The request. Give the number of lines in the data that contain "pastor", and nothing more.

** BEGIN Record excerpts **

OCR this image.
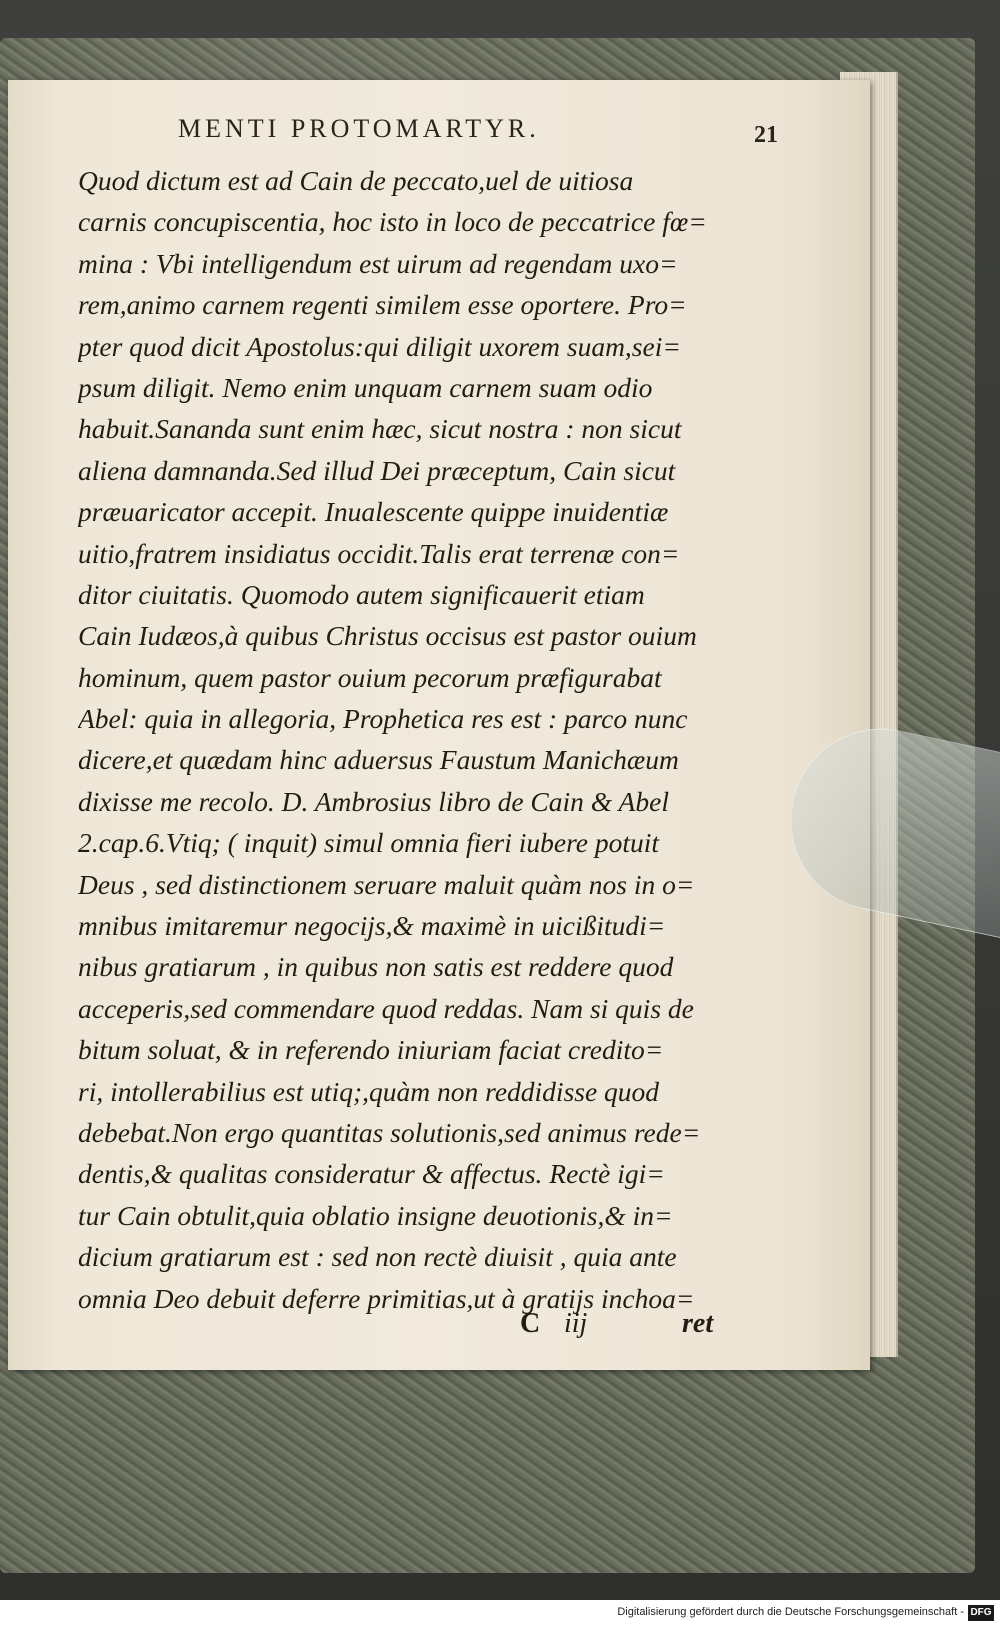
MENTI PROTOMARTYR.	21
Quod dictum est ad Cain de peccato,uel de uitiosa
carnis concupiscentia, hoc isto in loco de peccatrice fœ=
mina : Vbi intelligendum est uirum ad regendam uxo=
rem,animo carnem regenti similem esse oportere. Pro=
pter quod dicit Apostolus:qui diligit uxorem suam,sei=
psum diligit. Nemo enim unquam carnem suam odio
habuit.Sananda sunt enim hæc, sicut nostra : non sicut
aliena damnanda.Sed illud Dei præceptum, Cain sicut
præuaricator accepit. Inualescente quippe inuidentiæ
uitio,fratrem insidiatus occidit.Talis erat terrenæ con=
ditor ciuitatis. Quomodo autem significauerit etiam
Cain Iudæos,à quibus Christus occisus est pastor ouium
hominum, quem pastor ouium pecorum præfigurabat
Abel: quia in allegoria, Prophetica res est : parco nunc
dicere,et quædam hinc aduersus Faustum Manichæum
dixisse me recolo. D. Ambrosius libro de Cain & Abel
2.cap.6.Vtiq; ( inquit) simul omnia fieri iubere potuit
Deus , sed distinctionem seruare maluit quàm nos in o=
mnibus imitaremur negocijs,& maximè in uicißitudi=
nibus gratiarum , in quibus non satis est reddere quod
acceperis,sed commendare quod reddas. Nam si quis de
bitum soluat, & in referendo iniuriam faciat credito=
ri, intollerabilius est utiq;,quàm non reddidisse quod
debebat.Non ergo quantitas solutionis,sed animus rede=
dentis,& qualitas consideratur & affectus. Rectè igi=
tur Cain obtulit,quia oblatio insigne deuotionis,& in=
dicium gratiarum est : sed non rectè diuisit , quia ante
omnia Deo debuit deferre primitias,ut à gratijs inchoa=
C iij	ret
Digitalisierung gefördert durch die Deutsche Forschungsgemeinschaft - DFG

** END Record excerpts **

Result of the task. 2